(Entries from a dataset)
● ● ● ● ● ● ●

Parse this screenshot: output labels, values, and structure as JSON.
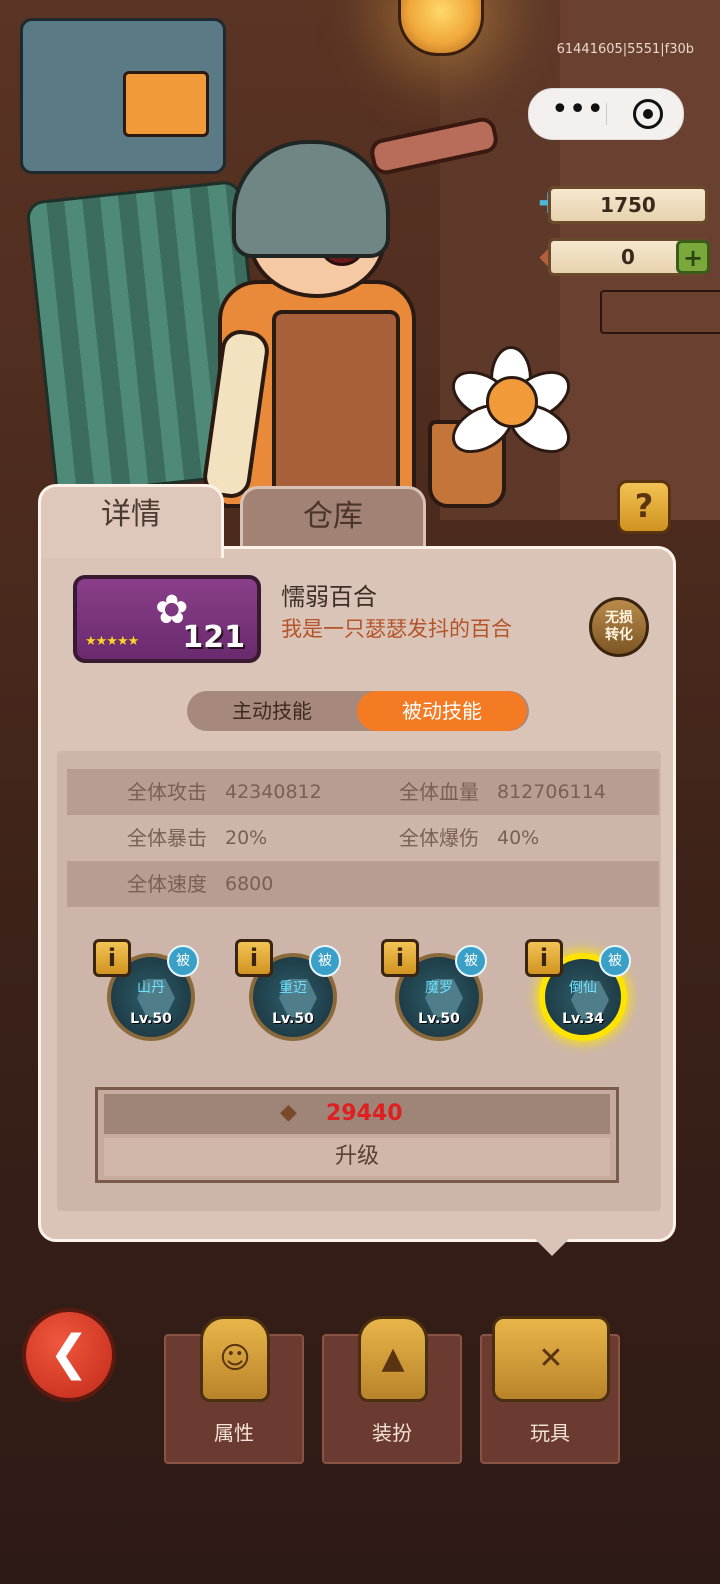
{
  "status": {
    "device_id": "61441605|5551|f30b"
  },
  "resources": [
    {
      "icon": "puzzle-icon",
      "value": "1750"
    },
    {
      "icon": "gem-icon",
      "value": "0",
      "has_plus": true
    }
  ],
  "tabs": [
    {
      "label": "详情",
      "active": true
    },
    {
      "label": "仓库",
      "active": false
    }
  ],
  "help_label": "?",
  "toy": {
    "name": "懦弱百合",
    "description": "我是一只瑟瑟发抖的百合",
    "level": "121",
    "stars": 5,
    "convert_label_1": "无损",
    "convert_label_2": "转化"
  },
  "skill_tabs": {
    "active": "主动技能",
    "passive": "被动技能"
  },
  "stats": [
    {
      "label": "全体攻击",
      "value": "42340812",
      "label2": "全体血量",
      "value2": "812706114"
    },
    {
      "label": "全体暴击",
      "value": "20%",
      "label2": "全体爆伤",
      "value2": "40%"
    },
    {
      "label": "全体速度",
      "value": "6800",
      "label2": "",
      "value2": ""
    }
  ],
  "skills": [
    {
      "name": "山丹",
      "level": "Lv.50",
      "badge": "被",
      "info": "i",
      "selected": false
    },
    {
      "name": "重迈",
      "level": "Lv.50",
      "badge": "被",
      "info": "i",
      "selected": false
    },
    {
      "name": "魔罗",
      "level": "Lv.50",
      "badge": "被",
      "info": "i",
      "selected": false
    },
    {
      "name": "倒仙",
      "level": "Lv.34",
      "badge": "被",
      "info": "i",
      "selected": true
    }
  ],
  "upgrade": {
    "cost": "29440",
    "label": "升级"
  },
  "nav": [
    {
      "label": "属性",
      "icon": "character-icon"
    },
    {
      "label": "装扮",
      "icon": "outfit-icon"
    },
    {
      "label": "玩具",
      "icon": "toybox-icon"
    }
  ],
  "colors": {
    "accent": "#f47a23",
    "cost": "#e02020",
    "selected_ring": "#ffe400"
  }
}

● ● ● ● ● ● ●

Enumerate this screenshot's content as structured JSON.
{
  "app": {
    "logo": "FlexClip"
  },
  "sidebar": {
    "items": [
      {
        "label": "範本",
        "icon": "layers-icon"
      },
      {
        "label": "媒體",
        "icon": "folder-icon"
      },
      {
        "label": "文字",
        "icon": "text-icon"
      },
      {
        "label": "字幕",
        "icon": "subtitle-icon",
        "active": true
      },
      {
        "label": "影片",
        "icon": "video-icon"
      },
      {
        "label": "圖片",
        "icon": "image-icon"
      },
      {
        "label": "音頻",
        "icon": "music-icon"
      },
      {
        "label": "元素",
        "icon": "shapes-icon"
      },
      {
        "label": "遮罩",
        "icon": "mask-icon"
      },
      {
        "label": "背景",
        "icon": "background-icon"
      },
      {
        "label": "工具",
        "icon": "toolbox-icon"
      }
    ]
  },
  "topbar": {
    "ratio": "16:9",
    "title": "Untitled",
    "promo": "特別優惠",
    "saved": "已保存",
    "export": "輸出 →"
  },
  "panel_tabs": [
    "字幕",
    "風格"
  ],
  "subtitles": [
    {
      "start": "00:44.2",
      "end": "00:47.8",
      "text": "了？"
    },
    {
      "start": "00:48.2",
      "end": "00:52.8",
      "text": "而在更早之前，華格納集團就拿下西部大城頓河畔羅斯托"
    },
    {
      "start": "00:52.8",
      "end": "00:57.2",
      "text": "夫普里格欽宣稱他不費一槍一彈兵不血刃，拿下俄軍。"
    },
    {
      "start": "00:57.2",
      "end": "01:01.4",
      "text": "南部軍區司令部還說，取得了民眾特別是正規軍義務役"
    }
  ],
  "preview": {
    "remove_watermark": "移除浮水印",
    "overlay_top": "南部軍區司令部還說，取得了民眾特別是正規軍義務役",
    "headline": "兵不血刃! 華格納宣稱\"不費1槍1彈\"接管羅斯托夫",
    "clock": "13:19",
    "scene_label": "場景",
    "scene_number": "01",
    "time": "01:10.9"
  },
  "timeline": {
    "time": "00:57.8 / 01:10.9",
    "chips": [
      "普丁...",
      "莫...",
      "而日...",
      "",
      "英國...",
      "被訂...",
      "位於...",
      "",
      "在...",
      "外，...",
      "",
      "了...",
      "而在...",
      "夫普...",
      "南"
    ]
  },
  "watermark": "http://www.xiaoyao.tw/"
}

● ● ● ● ● ● ●

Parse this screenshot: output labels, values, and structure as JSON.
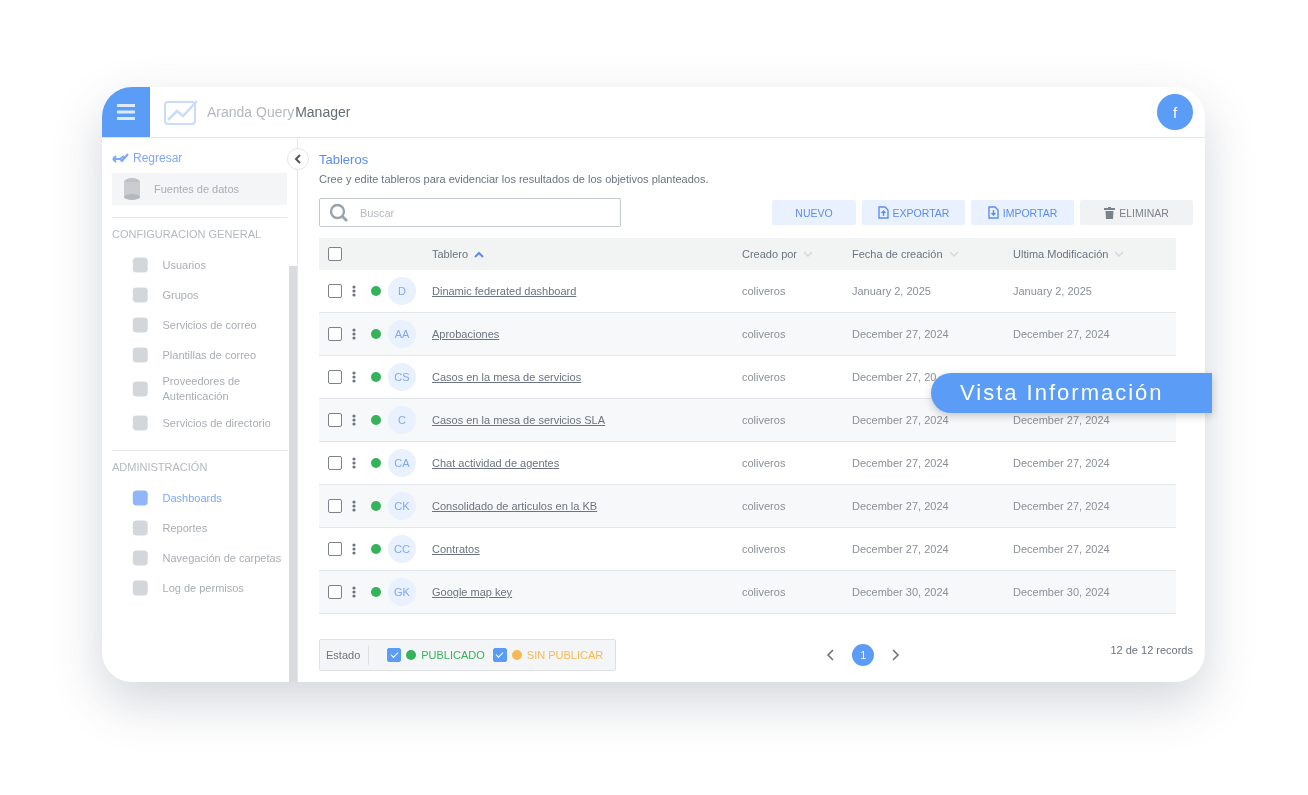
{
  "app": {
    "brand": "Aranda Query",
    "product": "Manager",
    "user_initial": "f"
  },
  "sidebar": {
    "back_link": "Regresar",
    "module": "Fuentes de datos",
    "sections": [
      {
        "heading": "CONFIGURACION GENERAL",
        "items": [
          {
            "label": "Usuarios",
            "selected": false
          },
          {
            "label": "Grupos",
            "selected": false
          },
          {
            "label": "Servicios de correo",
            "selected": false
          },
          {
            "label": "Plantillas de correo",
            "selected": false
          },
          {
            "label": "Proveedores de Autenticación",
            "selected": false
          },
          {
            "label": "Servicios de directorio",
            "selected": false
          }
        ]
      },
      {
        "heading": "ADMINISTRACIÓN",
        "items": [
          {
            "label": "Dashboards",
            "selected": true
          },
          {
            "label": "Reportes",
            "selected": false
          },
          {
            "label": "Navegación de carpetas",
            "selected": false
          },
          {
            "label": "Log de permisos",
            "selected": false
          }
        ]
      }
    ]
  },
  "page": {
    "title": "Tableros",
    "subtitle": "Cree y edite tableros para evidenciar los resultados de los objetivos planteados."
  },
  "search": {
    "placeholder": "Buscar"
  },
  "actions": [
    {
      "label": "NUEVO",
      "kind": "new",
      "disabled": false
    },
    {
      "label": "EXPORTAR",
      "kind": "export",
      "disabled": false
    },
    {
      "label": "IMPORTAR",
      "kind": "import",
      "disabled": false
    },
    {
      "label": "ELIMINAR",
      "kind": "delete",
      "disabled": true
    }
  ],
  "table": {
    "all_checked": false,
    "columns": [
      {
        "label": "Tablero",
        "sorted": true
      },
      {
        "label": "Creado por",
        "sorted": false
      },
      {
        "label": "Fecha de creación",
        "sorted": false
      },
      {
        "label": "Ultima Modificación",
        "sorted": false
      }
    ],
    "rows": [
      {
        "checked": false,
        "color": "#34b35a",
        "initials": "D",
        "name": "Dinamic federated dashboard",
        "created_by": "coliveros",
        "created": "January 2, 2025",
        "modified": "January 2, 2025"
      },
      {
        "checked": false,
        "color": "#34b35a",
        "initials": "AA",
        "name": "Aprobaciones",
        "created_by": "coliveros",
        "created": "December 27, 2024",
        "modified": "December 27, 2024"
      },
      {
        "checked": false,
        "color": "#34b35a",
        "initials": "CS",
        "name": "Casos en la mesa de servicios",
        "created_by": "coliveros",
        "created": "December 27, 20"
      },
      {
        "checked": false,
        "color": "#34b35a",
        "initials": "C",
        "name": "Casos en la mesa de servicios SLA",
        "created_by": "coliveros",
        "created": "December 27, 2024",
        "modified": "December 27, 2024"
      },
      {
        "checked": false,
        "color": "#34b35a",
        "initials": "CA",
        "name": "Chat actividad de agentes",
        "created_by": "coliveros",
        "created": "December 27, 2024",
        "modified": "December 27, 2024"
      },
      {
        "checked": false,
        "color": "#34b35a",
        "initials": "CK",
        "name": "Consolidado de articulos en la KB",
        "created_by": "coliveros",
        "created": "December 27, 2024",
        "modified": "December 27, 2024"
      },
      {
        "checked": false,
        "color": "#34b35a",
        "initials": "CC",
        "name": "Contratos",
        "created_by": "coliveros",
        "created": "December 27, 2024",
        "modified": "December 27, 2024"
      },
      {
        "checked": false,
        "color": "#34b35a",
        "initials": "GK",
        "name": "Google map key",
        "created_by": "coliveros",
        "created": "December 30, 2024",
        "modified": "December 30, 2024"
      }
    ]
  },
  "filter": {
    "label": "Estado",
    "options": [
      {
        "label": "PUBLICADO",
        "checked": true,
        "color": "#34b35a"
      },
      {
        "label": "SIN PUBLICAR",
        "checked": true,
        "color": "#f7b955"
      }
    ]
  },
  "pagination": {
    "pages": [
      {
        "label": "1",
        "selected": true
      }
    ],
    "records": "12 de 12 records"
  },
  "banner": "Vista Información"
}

● ● ● ● ● ● ●

▸ PROBLEM TO SOLVE
Copy out every line in the listing where the word "kind" appears.

▸ FINISHED ANSWER
      "kind": "new",
      "kind": "export",
      "kind": "import",
      "kind": "delete",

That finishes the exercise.